## Set problem
Scan the lines below; pull out those with "zamanıma".

## Dataset entries
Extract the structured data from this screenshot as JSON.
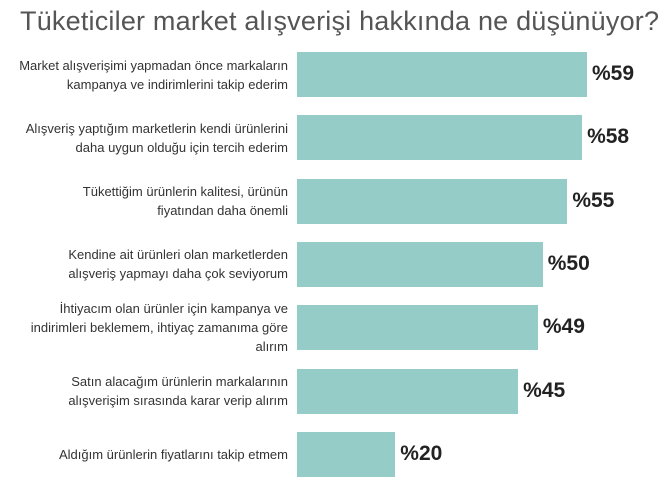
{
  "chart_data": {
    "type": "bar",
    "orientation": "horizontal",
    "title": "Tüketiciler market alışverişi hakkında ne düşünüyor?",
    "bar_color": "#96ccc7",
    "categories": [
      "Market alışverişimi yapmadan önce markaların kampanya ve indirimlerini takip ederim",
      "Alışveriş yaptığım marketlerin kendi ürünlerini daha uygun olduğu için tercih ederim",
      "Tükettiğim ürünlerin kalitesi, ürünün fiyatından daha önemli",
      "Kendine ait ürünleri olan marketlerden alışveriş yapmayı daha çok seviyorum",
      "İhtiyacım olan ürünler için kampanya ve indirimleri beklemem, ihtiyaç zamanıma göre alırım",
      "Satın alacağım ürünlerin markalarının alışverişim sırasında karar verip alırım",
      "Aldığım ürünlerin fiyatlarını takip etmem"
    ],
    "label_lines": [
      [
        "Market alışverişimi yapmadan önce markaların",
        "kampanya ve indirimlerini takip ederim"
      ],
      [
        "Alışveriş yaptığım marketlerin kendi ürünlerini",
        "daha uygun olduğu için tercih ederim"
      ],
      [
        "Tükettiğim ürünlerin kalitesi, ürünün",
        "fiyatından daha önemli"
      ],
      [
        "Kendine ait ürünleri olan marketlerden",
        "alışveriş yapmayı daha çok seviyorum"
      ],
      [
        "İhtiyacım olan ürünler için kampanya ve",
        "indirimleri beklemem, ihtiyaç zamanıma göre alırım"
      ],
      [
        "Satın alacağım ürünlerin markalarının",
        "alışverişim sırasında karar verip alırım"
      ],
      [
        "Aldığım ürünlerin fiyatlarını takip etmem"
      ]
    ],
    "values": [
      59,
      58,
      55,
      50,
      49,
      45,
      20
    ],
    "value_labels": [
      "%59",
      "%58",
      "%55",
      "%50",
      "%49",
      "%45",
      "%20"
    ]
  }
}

## Task response
      "İhtiyacım olan ürünler için kampanya ve indirimleri beklemem, ihtiyaç zamanıma göre alırım",
        "indirimleri beklemem, ihtiyaç zamanıma göre alırım"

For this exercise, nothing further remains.